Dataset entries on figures
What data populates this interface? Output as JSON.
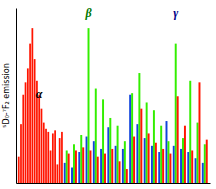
{
  "chart_data": {
    "type": "bar",
    "ylabel": "⁵D₀-⁷F₂ emission",
    "categories": [
      null,
      null,
      null,
      null,
      null,
      null,
      null,
      null,
      null,
      null,
      null,
      null,
      null,
      null,
      null,
      null,
      null,
      null,
      null,
      null,
      null,
      null,
      null,
      null,
      null,
      null,
      null,
      null,
      null,
      null,
      null,
      null,
      null,
      null,
      null,
      null,
      null,
      null,
      null,
      null
    ],
    "series": [
      {
        "color": "#1144dd",
        "values": [
          null,
          null,
          null,
          null,
          null,
          null,
          null,
          null,
          null,
          null,
          null,
          null,
          null,
          null,
          null,
          null,
          null,
          null,
          null,
          null,
          0.13,
          0.1,
          0.2,
          0.3,
          0.27,
          0.22,
          0.36,
          0.24,
          0.22,
          0.57,
          0.38,
          0.29,
          0.24,
          0.2,
          0.4,
          0.24,
          0.22,
          0.2,
          0.16,
          0.13
        ]
      },
      {
        "color": "#33ee00",
        "values": [
          null,
          null,
          null,
          null,
          null,
          null,
          null,
          null,
          null,
          null,
          null,
          null,
          null,
          null,
          null,
          null,
          null,
          null,
          null,
          null,
          0.21,
          0.25,
          0.31,
          1,
          0.61,
          0.54,
          0.42,
          0.37,
          0.27,
          0.58,
          0.71,
          0.52,
          0.47,
          0.37,
          0.27,
          0.9,
          0.29,
          0.66,
          0.39,
          0.25
        ]
      },
      {
        "color": "#ff1500",
        "values": [
          0.17,
          0.38,
          0.57,
          0.65,
          0.74,
          0.9,
          1,
          0.8,
          0.66,
          0.57,
          0.48,
          0.39,
          0.35,
          0.33,
          0.21,
          0.32,
          0.34,
          0.12,
          0.29,
          0.33,
          0.19,
          0.21,
          0.23,
          0.21,
          0.17,
          0.19,
          0.22,
          0.14,
          0.09,
          0.3,
          0.48,
          0.32,
          0.26,
          0.22,
          0.19,
          0.56,
          0.37,
          0.21,
          0.65,
          0.28
        ]
      }
    ],
    "ylim": [
      0,
      1.13
    ],
    "yticks": [],
    "tick_labels": false,
    "annotations": [
      {
        "text": "α",
        "x": 9,
        "y": 0.55,
        "color": "#000000"
      },
      {
        "text": "β",
        "x": 23,
        "y": 1.07,
        "color": "#007700"
      },
      {
        "text": "γ",
        "x": 35,
        "y": 1.07,
        "color": "#000088"
      }
    ]
  }
}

● WHAT YOU HAVE TO DO:
Give back the whole listing as it stands, minus its pictures.

● TASK RESULT:
What data populates this interface? Output as JSON.
{
  "chart_data": {
    "type": "bar",
    "ylabel": "⁵D₀-⁷F₂ emission",
    "categories": [
      null,
      null,
      null,
      null,
      null,
      null,
      null,
      null,
      null,
      null,
      null,
      null,
      null,
      null,
      null,
      null,
      null,
      null,
      null,
      null,
      null,
      null,
      null,
      null,
      null,
      null,
      null,
      null,
      null,
      null,
      null,
      null,
      null,
      null,
      null,
      null,
      null,
      null,
      null,
      null
    ],
    "series": [
      {
        "color": "#1144dd",
        "values": [
          null,
          null,
          null,
          null,
          null,
          null,
          null,
          null,
          null,
          null,
          null,
          null,
          null,
          null,
          null,
          null,
          null,
          null,
          null,
          null,
          0.13,
          0.1,
          0.2,
          0.3,
          0.27,
          0.22,
          0.36,
          0.24,
          0.22,
          0.57,
          0.38,
          0.29,
          0.24,
          0.2,
          0.4,
          0.24,
          0.22,
          0.2,
          0.16,
          0.13
        ]
      },
      {
        "color": "#33ee00",
        "values": [
          null,
          null,
          null,
          null,
          null,
          null,
          null,
          null,
          null,
          null,
          null,
          null,
          null,
          null,
          null,
          null,
          null,
          null,
          null,
          null,
          0.21,
          0.25,
          0.31,
          1,
          0.61,
          0.54,
          0.42,
          0.37,
          0.27,
          0.58,
          0.71,
          0.52,
          0.47,
          0.37,
          0.27,
          0.9,
          0.29,
          0.66,
          0.39,
          0.25
        ]
      },
      {
        "color": "#ff1500",
        "values": [
          0.17,
          0.38,
          0.57,
          0.65,
          0.74,
          0.9,
          1,
          0.8,
          0.66,
          0.57,
          0.48,
          0.39,
          0.35,
          0.33,
          0.21,
          0.32,
          0.34,
          0.12,
          0.29,
          0.33,
          0.19,
          0.21,
          0.23,
          0.21,
          0.17,
          0.19,
          0.22,
          0.14,
          0.09,
          0.3,
          0.48,
          0.32,
          0.26,
          0.22,
          0.19,
          0.56,
          0.37,
          0.21,
          0.65,
          0.28
        ]
      }
    ],
    "ylim": [
      0,
      1.13
    ],
    "yticks": [],
    "tick_labels": false,
    "annotations": [
      {
        "text": "α",
        "x": 9,
        "y": 0.55,
        "color": "#000000"
      },
      {
        "text": "β",
        "x": 23,
        "y": 1.07,
        "color": "#007700"
      },
      {
        "text": "γ",
        "x": 35,
        "y": 1.07,
        "color": "#000088"
      }
    ]
  }
}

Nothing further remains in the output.